*Written instruction*. Search the records for "如有侵权请联系网站删除" and copy each line that holds it.

+++++

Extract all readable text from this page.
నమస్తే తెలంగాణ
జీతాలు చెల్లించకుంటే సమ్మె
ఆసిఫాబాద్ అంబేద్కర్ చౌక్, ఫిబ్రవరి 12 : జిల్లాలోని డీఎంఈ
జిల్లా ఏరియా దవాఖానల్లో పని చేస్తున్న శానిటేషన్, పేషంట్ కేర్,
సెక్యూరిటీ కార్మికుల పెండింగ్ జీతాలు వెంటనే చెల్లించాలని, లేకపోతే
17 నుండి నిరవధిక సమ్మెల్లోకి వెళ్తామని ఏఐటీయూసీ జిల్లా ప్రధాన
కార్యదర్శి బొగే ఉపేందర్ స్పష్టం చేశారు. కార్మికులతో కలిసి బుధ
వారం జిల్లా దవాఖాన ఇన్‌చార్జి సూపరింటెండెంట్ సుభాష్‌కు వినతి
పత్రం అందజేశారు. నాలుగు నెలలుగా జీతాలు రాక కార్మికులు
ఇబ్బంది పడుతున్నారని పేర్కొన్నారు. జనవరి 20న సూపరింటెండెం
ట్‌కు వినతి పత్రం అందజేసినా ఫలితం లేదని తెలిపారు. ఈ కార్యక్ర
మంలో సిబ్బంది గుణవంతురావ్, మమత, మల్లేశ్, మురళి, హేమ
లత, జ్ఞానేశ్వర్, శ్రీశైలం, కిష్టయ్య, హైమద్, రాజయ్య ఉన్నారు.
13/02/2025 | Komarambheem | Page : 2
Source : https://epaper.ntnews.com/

+++++

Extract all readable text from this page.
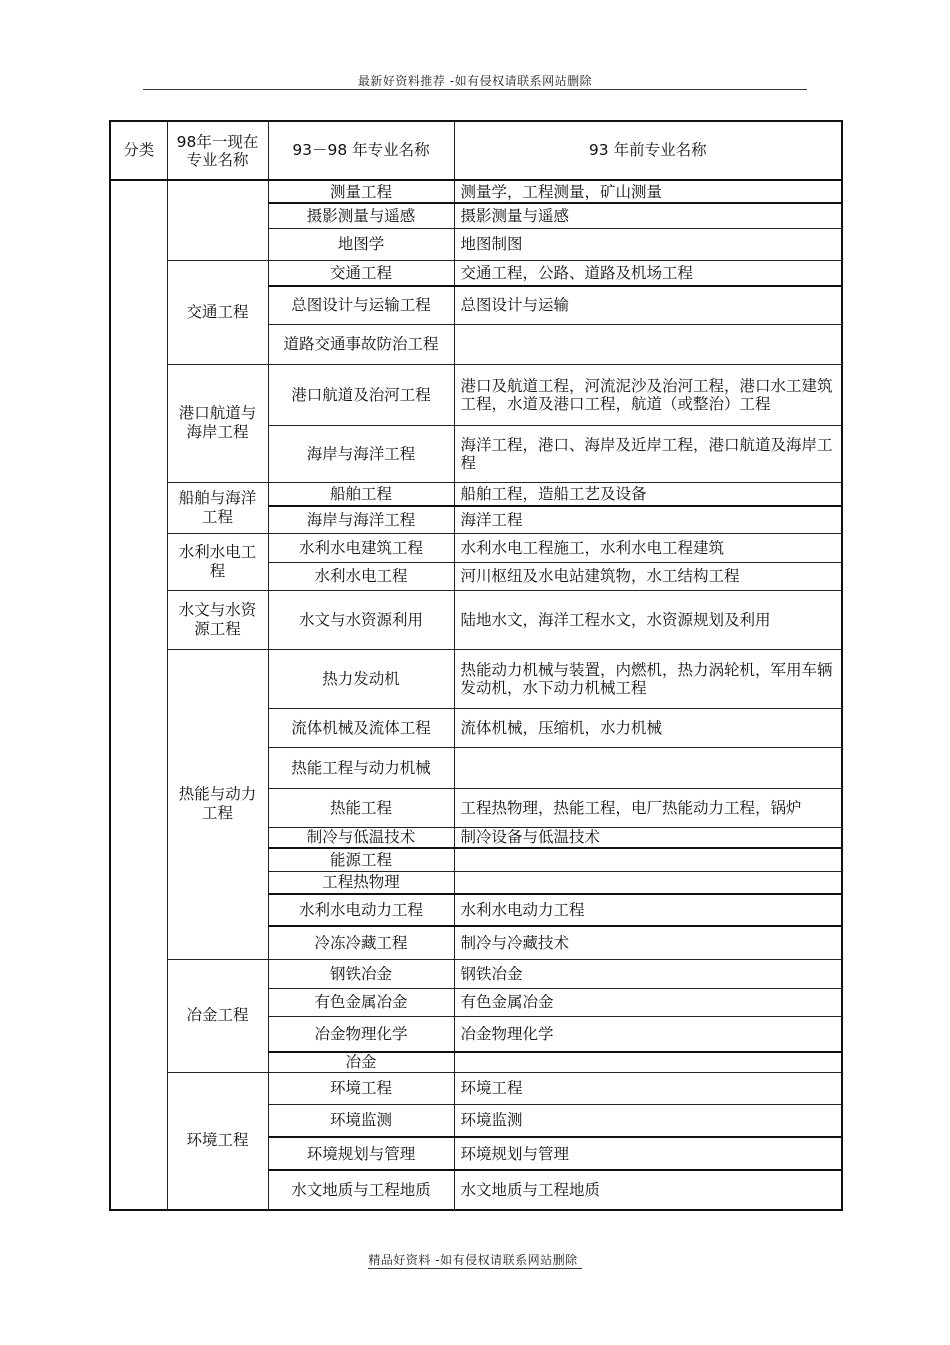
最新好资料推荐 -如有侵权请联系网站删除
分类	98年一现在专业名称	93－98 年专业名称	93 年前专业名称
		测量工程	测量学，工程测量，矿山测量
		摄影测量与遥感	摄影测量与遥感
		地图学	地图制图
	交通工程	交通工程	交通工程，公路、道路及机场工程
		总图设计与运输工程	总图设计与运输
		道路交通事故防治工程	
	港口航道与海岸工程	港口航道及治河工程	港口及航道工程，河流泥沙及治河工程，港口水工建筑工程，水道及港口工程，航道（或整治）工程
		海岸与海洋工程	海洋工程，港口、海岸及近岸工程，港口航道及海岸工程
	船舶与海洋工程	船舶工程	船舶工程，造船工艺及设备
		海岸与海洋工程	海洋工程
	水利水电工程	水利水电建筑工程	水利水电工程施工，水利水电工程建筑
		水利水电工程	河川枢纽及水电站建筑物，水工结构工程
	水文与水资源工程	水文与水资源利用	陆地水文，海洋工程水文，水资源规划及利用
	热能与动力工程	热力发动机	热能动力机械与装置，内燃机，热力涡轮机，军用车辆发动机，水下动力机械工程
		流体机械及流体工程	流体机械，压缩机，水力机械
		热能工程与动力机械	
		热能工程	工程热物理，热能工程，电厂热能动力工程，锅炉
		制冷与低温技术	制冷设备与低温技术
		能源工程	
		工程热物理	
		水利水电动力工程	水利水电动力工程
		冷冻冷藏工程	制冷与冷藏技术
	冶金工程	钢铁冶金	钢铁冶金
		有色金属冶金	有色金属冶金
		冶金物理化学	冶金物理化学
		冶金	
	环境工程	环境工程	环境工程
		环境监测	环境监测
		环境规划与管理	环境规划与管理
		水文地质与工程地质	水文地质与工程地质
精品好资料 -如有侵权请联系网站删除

+++++

*Reply to the exercise*.
最新好资料推荐 -如有侵权请联系网站删除
精品好资料 -如有侵权请联系网站删除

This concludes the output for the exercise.